▶ [Problem to work on] Collect all lines from the records below that include the word "this".
--- START ---
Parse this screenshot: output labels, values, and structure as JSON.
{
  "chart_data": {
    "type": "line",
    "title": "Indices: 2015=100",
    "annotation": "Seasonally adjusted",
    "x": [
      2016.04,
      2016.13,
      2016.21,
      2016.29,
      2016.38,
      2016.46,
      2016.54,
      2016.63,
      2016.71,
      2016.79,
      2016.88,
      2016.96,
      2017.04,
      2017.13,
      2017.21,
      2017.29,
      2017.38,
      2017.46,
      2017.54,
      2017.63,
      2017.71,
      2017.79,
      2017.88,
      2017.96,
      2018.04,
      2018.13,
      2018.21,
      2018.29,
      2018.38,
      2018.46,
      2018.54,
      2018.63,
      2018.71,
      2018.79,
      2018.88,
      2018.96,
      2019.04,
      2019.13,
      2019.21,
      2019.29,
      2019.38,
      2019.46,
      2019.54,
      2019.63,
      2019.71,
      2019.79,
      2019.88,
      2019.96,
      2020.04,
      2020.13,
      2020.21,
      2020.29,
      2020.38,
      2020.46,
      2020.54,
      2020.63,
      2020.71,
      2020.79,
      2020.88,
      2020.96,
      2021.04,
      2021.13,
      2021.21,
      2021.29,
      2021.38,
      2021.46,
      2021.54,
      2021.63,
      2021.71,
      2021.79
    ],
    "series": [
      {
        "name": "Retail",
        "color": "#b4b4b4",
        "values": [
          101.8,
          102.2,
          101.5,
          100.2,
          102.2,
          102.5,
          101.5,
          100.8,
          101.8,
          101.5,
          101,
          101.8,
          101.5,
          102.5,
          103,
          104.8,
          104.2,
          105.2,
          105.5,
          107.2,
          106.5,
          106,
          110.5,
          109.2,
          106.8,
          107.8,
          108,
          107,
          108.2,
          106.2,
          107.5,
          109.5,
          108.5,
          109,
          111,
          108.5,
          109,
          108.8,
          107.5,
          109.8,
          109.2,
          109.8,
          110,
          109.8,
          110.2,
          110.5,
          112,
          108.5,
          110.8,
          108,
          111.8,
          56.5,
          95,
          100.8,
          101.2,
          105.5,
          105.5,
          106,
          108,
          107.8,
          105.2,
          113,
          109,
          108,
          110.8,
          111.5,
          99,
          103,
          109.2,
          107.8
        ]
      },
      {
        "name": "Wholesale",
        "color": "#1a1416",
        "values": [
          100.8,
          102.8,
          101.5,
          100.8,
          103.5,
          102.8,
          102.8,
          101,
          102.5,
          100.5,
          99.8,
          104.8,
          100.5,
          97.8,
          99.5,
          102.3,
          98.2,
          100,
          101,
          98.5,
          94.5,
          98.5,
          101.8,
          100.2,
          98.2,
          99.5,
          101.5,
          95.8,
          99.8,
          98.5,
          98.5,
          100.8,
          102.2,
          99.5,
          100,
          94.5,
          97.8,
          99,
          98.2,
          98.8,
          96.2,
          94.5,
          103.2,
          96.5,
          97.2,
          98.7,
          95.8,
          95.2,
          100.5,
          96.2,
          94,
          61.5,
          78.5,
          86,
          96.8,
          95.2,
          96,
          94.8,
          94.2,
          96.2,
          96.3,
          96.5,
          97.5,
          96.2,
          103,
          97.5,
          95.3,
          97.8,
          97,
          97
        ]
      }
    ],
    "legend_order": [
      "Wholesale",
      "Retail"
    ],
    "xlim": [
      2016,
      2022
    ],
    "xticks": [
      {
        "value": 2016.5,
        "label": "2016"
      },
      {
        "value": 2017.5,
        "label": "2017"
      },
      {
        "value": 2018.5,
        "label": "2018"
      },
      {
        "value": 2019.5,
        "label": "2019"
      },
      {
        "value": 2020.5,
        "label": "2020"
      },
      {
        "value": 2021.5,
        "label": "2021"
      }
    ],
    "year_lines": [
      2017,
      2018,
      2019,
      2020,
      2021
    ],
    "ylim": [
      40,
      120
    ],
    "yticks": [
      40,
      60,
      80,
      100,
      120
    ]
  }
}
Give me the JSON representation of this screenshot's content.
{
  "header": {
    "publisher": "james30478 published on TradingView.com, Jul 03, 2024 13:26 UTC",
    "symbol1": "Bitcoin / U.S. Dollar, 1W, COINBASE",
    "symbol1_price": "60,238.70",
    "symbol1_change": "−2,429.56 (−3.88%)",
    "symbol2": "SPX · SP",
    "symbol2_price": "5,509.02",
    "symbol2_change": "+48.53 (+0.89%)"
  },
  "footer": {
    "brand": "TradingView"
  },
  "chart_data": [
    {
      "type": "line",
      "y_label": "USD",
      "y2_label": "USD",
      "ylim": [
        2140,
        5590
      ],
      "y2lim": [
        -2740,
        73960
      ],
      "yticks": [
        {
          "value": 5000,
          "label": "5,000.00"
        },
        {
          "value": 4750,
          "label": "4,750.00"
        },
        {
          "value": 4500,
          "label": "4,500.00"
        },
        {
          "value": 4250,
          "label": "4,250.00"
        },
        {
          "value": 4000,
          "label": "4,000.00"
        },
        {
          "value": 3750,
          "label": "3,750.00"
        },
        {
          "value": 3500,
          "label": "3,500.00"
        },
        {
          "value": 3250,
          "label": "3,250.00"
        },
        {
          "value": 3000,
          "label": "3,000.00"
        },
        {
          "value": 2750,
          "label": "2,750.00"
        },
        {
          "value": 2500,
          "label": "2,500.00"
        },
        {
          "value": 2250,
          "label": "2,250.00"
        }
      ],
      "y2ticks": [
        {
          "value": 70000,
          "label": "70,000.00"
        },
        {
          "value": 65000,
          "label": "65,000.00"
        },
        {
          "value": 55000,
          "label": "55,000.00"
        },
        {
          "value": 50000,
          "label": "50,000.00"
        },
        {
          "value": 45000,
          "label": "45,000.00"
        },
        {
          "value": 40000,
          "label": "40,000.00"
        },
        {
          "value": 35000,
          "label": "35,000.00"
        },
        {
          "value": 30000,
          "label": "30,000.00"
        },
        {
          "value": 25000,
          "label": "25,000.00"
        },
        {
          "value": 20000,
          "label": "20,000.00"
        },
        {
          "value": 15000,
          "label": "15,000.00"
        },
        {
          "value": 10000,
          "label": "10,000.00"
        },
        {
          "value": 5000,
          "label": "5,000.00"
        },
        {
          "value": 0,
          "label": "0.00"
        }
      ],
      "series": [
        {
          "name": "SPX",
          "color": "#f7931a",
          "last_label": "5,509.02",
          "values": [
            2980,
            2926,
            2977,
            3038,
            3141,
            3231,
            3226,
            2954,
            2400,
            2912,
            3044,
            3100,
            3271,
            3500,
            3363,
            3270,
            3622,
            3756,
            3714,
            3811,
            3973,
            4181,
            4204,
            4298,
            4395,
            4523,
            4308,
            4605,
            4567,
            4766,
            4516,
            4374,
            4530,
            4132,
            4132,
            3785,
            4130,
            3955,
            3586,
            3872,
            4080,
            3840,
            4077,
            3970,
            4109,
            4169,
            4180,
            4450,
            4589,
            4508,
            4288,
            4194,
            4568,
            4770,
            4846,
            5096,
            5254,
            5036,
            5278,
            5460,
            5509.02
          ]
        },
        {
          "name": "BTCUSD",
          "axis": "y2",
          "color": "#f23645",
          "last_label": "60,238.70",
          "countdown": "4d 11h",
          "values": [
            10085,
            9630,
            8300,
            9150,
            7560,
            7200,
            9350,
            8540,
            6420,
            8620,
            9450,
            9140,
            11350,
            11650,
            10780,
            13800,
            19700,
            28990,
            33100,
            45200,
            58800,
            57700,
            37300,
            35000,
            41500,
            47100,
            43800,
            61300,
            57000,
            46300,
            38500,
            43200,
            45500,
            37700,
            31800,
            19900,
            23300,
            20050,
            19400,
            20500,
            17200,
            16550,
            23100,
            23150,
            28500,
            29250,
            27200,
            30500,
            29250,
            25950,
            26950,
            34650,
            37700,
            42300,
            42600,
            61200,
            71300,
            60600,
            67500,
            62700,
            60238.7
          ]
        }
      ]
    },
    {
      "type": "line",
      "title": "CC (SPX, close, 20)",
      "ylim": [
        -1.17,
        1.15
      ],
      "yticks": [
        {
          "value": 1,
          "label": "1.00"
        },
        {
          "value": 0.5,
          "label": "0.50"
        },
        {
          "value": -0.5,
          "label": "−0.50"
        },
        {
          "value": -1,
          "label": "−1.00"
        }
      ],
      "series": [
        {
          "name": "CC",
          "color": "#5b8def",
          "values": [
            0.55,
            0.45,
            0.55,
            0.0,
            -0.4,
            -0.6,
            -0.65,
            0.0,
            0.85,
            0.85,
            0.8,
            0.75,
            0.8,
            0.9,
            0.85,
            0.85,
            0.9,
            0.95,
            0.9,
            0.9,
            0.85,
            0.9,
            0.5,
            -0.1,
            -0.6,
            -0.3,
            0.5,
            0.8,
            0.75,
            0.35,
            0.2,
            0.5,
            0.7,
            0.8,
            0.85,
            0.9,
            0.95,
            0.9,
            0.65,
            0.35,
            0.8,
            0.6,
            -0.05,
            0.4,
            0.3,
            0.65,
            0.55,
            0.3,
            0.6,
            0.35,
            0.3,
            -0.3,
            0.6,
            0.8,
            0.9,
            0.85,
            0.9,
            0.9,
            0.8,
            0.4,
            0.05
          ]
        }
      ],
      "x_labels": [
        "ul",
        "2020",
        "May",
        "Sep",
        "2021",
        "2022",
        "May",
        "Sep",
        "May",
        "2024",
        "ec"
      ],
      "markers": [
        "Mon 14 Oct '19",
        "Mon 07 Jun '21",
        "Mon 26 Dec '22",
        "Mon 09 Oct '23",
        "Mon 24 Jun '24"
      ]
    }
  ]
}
--- END ---
▶ [Final result]
Parse this screenshot: output labels, values, and structure as JSON.
Give me the JSON representation of this screenshot's content.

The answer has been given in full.